■ Short task
Give the number of lines below that contain the word "历久弥新", and nothing else.

— BEGIN Material for this task —

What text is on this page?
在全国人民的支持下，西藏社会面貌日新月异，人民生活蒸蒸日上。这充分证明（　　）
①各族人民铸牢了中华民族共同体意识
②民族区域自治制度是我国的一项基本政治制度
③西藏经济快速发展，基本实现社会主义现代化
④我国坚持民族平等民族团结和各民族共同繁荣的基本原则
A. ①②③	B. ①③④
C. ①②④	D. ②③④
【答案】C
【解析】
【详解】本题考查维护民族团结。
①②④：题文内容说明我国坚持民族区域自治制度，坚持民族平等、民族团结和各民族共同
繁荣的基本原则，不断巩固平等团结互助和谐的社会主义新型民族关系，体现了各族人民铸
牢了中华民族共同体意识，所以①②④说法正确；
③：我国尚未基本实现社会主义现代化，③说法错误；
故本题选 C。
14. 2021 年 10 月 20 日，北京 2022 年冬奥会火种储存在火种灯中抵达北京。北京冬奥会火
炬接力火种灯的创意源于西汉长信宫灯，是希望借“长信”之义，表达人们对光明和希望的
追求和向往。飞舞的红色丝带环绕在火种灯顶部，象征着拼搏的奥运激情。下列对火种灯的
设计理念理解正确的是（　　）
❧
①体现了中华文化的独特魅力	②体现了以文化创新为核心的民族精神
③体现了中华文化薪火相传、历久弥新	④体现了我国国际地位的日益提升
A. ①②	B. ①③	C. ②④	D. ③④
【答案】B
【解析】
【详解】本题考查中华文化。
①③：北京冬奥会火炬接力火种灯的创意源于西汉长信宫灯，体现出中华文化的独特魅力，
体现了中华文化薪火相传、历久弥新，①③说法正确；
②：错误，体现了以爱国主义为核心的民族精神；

— END Material for this task —

■ Task solution
2